Check every line of the entries for "technology", and copy the lines that hold it.

== Provided records ==

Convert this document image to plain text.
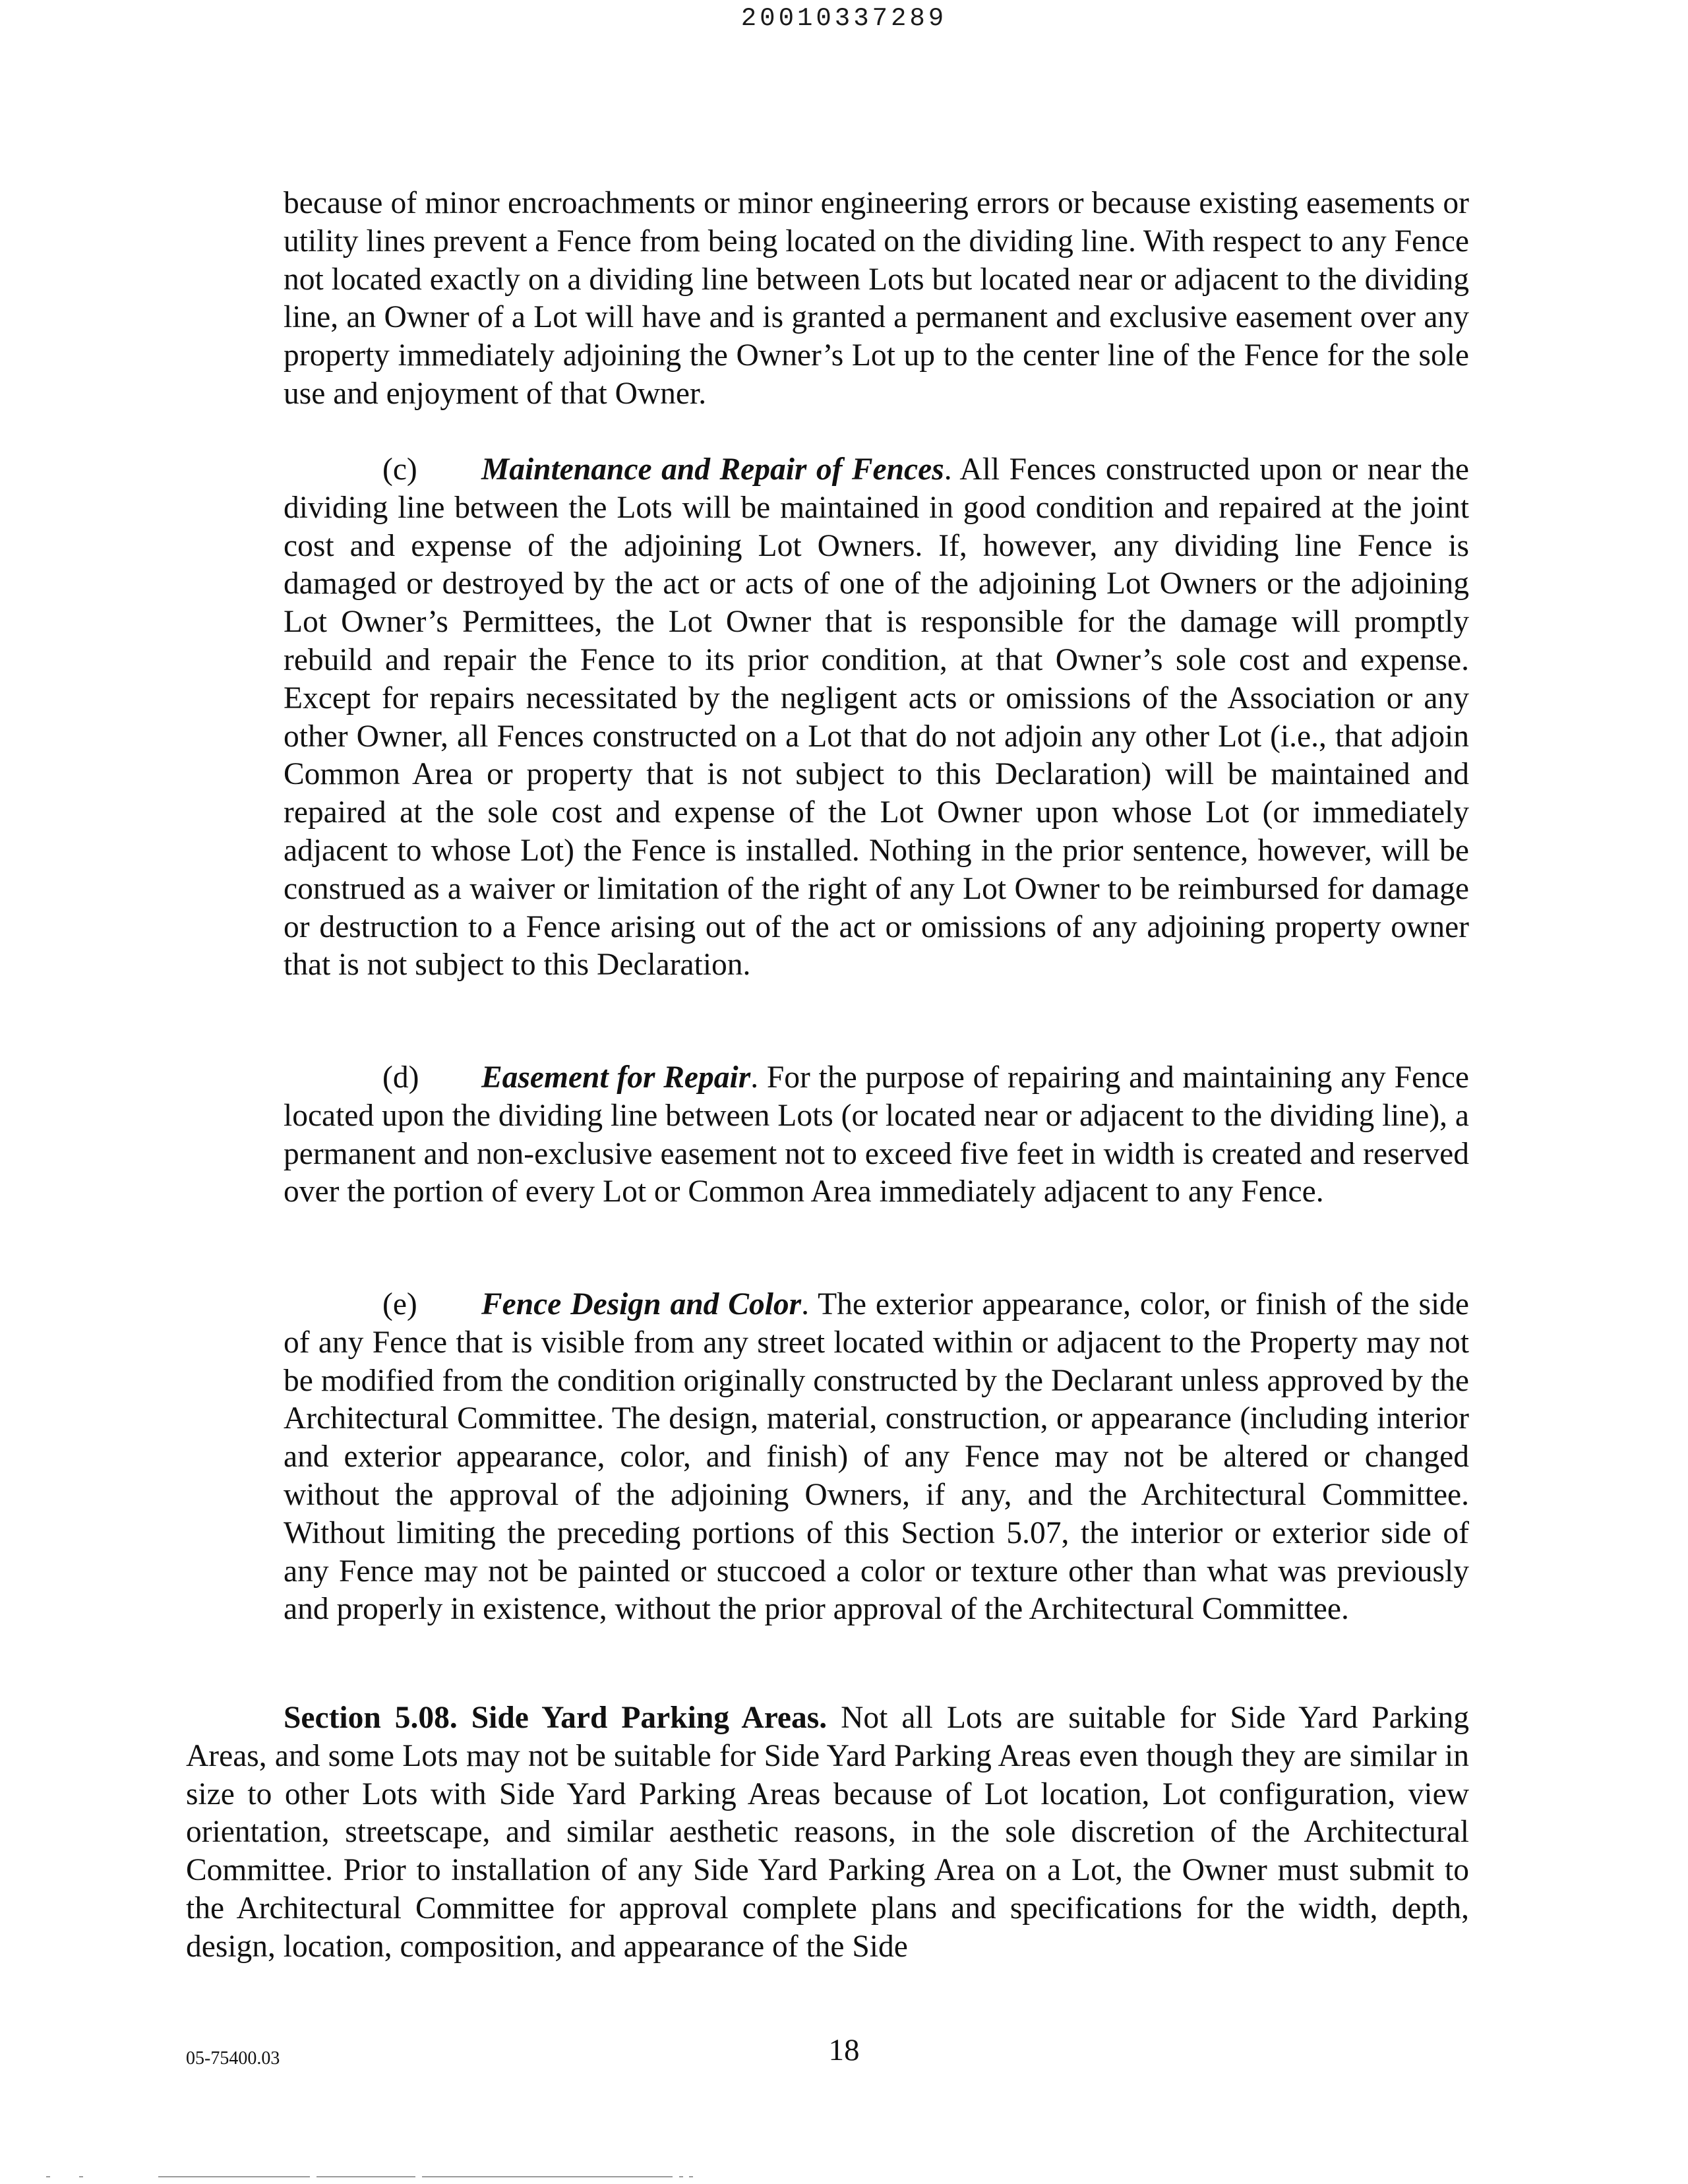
20010337289

because of minor encroachments or minor engineering errors or because existing easements or utility lines prevent a Fence from being located on the dividing line. With respect to any Fence not located exactly on a dividing line between Lots but located near or adjacent to the dividing line, an Owner of a Lot will have and is granted a permanent and exclusive easement over any property immediately adjoining the Owner’s Lot up to the center line of the Fence for the sole use and enjoyment of that Owner.

(c) Maintenance and Repair of Fences. All Fences constructed upon or near the dividing line between the Lots will be maintained in good condition and repaired at the joint cost and expense of the adjoining Lot Owners. If, however, any dividing line Fence is damaged or destroyed by the act or acts of one of the adjoining Lot Owners or the adjoining Lot Owner’s Permittees, the Lot Owner that is responsible for the damage will promptly rebuild and repair the Fence to its prior condition, at that Owner’s sole cost and expense. Except for repairs necessitated by the negligent acts or omissions of the Association or any other Owner, all Fences constructed on a Lot that do not adjoin any other Lot (i.e., that adjoin Common Area or property that is not subject to this Declaration) will be maintained and repaired at the sole cost and expense of the Lot Owner upon whose Lot (or immediately adjacent to whose Lot) the Fence is installed. Nothing in the prior sentence, however, will be construed as a waiver or limitation of the right of any Lot Owner to be reimbursed for damage or destruction to a Fence arising out of the act or omissions of any adjoining property owner that is not subject to this Declaration.

(d) Easement for Repair. For the purpose of repairing and maintaining any Fence located upon the dividing line between Lots (or located near or adjacent to the dividing line), a permanent and non-exclusive easement not to exceed five feet in width is created and reserved over the portion of every Lot or Common Area immediately adjacent to any Fence.

(e) Fence Design and Color. The exterior appearance, color, or finish of the side of any Fence that is visible from any street located within or adjacent to the Property may not be modified from the condition originally constructed by the Declarant unless approved by the Architectural Committee. The design, material, construction, or appearance (including interior and exterior appearance, color, and finish) of any Fence may not be altered or changed without the approval of the adjoining Owners, if any, and the Architectural Committee. Without limiting the preceding portions of this Section 5.07, the interior or exterior side of any Fence may not be painted or stuccoed a color or texture other than what was previously and properly in existence, without the prior approval of the Architectural Committee.

Section 5.08. Side Yard Parking Areas. Not all Lots are suitable for Side Yard Parking Areas, and some Lots may not be suitable for Side Yard Parking Areas even though they are similar in size to other Lots with Side Yard Parking Areas because of Lot location, Lot configuration, view orientation, streetscape, and similar aesthetic reasons, in the sole discretion of the Architectural Committee. Prior to installation of any Side Yard Parking Area on a Lot, the Owner must submit to the Architectural Committee for approval complete plans and specifications for the width, depth, design, location, composition, and appearance of the Side

05-75400.03	18
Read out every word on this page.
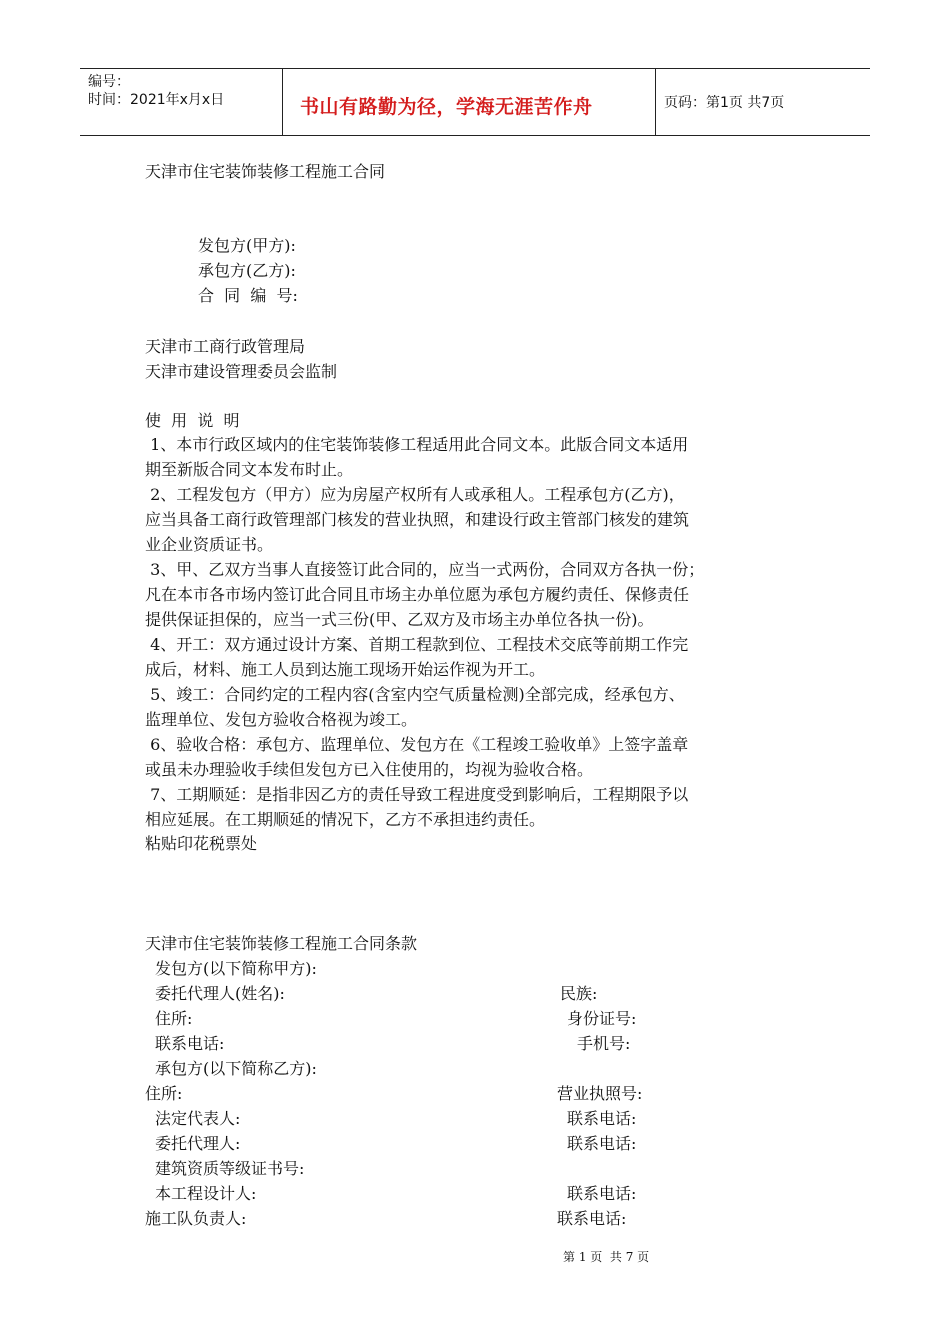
编号：
时间：2021年x月x日	书山有路勤为径，学海无涯苦作舟	页码：第1页 共7页
天津市住宅装饰装修工程施工合同
发包方(甲方):
承包方(乙方):
合  同  编  号:
天津市工商行政管理局
天津市建设管理委员会监制
使  用  说  明
1、本市行政区域内的住宅装饰装修工程适用此合同文本。此版合同文本适用
期至新版合同文本发布时止。
2、工程发包方（甲方）应为房屋产权所有人或承租人。工程承包方(乙方)，
应当具备工商行政管理部门核发的营业执照，和建设行政主管部门核发的建筑
业企业资质证书。
3、甲、乙双方当事人直接签订此合同的，应当一式两份，合同双方各执一份；
凡在本市各市场内签订此合同且市场主办单位愿为承包方履约责任、保修责任
提供保证担保的，应当一式三份(甲、乙双方及市场主办单位各执一份)。
4、开工：双方通过设计方案、首期工程款到位、工程技术交底等前期工作完
成后，材料、施工人员到达施工现场开始运作视为开工。
5、竣工：合同约定的工程内容(含室内空气质量检测)全部完成，经承包方、
监理单位、发包方验收合格视为竣工。
6、验收合格：承包方、监理单位、发包方在《工程竣工验收单》上签字盖章
或虽未办理验收手续但发包方已入住使用的，均视为验收合格。
7、工期顺延：是指非因乙方的责任导致工程进度受到影响后，工程期限予以
相应延展。在工期顺延的情况下，乙方不承担违约责任。
粘贴印花税票处
天津市住宅装饰装修工程施工合同条款
发包方(以下简称甲方):
委托代理人(姓名):	民族:
住所:	身份证号:
联系电话:	手机号:
承包方(以下简称乙方):
住所:	营业执照号:
法定代表人:	联系电话:
委托代理人:	联系电话:
建筑资质等级证书号:
本工程设计人:	联系电话:
施工队负责人:	联系电话:
第 1 页  共 7 页
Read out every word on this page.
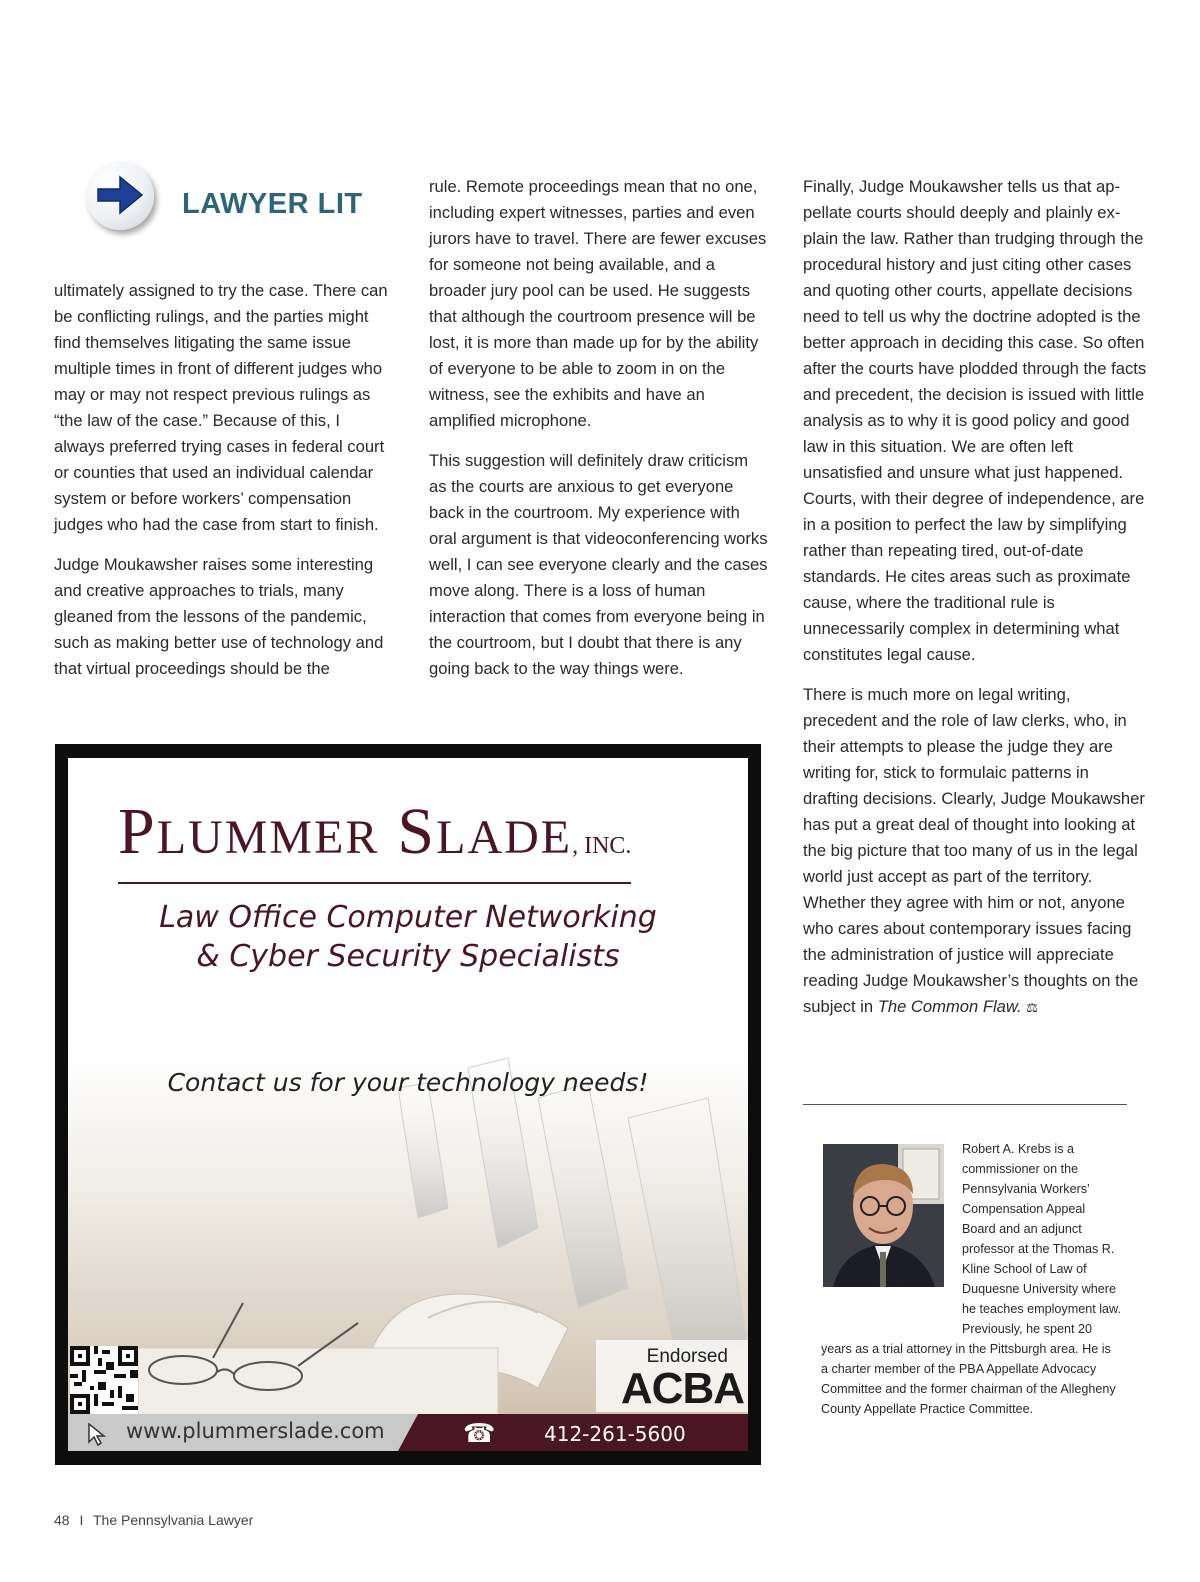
LAWYER LIT

ultimately assigned to try the case. There can be conflicting rulings, and the parties might find themselves litigating the same issue multiple times in front of different judges who may or may not respect previous rulings as “the law of the case.” Because of this, I always preferred trying cases in federal court or counties that used an individual calendar system or before workers’ compensation judges who had the case from start to finish.

Judge Moukawsher raises some interesting and creative approaches to trials, many gleaned from the lessons of the pandemic, such as making better use of technology and that virtual proceedings should be the

rule. Remote proceedings mean that no one, including expert witnesses, parties and even jurors have to travel. There are fewer excuses for someone not being available, and a broader jury pool can be used. He suggests that although the courtroom presence will be lost, it is more than made up for by the ability of everyone to be able to zoom in on the witness, see the exhibits and have an amplified microphone.

This suggestion will definitely draw criticism as the courts are anxious to get everyone back in the courtroom. My experience with oral argument is that videoconferencing works well, I can see everyone clearly and the cases move along. There is a loss of human interaction that comes from everyone being in the courtroom, but I doubt that there is any going back to the way things were.

Finally, Judge Moukawsher tells us that appellate courts should deeply and plainly explain the law. Rather than trudging through the procedural history and just citing other cases and quoting other courts, appellate decisions need to tell us why the doctrine adopted is the better approach in deciding this case. So often after the courts have plodded through the facts and precedent, the decision is issued with little analysis as to why it is good policy and good law in this situation. We are often left unsatisfied and unsure what just happened. Courts, with their degree of independence, are in a position to perfect the law by simplifying rather than repeating tired, out-of-date standards. He cites areas such as proximate cause, where the traditional rule is unnecessarily complex in determining what constitutes legal cause.

There is much more on legal writing, precedent and the role of law clerks, who, in their attempts to please the judge they are writing for, stick to formulaic patterns in drafting decisions. Clearly, Judge Moukawsher has put a great deal of thought into looking at the big picture that too many of us in the legal world just accept as part of the territory. Whether they agree with him or not, anyone who cares about contemporary issues facing the administration of justice will appreciate reading Judge Moukawsher’s thoughts on the subject in The Common Flaw. ⚖

PLUMMER SLADE, INC.
Law Office Computer Networking
& Cyber Security Specialists
Contact us for your technology needs!
Endorsed
ACBA
www.plummerslade.com	☎ 412-261-5600
Robert A. Krebs is a commissioner on the Pennsylvania Workers’ Compensation Appeal Board and an adjunct professor at the Thomas R. Kline School of Law of Duquesne University where he teaches employment law. Previously, he spent 20 years as a trial attorney in the Pittsburgh area. He is a charter member of the PBA Appellate Advocacy Committee and the former chairman of the Allegheny County Appellate Practice Committee.
48 I The Pennsylvania Lawyer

===

*Solution to this task*:
Judge Moukawsher raises some interesting and creative approaches to trials, many gleaned from the lessons of the pandemic, such as making better use of technology and that virtual proceedings should be the
Contact us for your technology needs!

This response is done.